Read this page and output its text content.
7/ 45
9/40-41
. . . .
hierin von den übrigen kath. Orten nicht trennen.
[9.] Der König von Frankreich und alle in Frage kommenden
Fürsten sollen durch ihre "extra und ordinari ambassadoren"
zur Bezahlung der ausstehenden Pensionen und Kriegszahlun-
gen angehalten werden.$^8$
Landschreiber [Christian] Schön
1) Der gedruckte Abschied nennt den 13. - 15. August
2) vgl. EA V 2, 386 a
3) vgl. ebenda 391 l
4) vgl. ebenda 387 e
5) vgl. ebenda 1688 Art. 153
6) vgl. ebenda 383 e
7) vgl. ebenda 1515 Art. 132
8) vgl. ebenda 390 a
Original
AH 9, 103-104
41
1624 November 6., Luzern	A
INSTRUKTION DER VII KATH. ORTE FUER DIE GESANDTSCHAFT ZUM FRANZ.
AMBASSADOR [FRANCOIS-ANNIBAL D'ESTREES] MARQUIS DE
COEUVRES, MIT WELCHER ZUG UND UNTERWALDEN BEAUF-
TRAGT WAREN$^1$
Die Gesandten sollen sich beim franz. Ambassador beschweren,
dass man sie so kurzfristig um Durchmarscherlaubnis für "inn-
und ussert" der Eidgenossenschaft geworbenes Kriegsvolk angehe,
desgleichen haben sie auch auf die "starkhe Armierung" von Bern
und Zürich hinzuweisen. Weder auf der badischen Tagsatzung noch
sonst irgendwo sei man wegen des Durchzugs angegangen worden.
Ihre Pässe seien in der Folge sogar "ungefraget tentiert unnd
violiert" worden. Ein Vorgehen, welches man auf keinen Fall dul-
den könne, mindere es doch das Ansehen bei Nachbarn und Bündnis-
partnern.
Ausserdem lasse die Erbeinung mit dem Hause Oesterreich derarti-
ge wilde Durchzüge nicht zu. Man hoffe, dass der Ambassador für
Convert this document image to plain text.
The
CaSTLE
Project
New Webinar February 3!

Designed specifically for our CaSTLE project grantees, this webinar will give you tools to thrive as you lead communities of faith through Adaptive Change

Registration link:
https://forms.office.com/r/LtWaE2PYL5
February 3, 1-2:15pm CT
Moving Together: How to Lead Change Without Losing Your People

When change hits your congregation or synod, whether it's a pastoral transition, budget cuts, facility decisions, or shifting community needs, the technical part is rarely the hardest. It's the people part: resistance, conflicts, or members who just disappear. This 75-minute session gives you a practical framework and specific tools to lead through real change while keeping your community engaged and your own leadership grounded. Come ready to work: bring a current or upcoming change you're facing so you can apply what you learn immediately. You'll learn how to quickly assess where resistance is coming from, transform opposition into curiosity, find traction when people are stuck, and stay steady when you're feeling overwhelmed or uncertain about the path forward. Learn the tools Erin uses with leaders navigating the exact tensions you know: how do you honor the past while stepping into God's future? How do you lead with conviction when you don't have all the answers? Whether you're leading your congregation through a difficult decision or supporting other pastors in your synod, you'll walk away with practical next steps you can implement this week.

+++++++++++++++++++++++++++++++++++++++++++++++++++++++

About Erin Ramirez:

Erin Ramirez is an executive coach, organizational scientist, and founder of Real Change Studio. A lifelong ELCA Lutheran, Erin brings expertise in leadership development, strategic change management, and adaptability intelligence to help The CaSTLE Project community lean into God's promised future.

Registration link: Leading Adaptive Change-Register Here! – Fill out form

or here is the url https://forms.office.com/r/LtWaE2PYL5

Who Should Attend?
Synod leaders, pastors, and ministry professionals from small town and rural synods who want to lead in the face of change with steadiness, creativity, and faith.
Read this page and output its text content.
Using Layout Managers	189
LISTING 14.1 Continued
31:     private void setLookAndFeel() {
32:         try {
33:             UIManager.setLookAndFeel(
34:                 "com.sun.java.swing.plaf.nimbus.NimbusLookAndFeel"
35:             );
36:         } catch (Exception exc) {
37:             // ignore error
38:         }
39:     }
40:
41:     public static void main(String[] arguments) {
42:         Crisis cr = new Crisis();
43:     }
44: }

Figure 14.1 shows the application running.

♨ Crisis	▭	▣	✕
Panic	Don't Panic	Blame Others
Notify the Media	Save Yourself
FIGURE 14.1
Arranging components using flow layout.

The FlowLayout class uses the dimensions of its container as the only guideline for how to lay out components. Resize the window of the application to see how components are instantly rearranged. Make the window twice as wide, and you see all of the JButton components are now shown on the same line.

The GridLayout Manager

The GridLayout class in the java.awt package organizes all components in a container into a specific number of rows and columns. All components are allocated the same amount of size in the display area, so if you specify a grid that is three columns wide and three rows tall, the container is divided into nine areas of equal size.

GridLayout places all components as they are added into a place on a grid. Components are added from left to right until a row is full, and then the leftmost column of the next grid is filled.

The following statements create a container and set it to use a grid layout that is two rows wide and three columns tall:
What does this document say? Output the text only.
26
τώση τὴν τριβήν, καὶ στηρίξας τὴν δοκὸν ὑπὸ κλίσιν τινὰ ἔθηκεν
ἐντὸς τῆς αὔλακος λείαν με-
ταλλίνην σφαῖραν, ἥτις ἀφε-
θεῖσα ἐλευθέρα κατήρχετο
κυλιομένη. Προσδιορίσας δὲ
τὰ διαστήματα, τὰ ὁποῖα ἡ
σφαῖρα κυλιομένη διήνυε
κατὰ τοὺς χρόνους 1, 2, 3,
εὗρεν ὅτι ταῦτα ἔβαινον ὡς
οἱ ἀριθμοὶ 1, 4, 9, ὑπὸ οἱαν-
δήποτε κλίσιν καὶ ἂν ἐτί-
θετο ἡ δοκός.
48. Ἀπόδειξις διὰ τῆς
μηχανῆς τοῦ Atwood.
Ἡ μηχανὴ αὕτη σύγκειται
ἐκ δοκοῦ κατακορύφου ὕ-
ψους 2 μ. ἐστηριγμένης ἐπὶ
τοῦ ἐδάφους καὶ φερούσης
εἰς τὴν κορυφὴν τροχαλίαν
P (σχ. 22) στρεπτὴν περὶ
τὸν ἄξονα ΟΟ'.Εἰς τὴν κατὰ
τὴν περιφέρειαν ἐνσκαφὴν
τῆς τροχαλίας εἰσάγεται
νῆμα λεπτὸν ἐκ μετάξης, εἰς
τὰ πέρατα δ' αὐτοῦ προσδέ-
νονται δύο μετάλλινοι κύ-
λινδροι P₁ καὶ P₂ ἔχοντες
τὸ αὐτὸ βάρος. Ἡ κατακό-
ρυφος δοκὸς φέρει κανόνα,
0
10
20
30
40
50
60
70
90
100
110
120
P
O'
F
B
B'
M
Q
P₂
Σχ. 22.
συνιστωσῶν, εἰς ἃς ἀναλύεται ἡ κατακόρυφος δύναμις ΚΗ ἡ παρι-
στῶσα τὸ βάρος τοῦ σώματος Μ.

* **WORK TO BE COMPLETED**: Extract all lines that hold the word "CaSTLE".

* **FULL OUTPUT**:
CaSTLE
Designed specifically for our CaSTLE project grantees, this webinar will give you tools to thrive as you lead communities of faith through Adaptive Change
Erin Ramirez is an executive coach, organizational scientist, and founder of Real Change Studio. A lifelong ELCA Lutheran, Erin brings expertise in leadership development, strategic change management, and adaptability intelligence to help The CaSTLE Project community lean into God's promised future.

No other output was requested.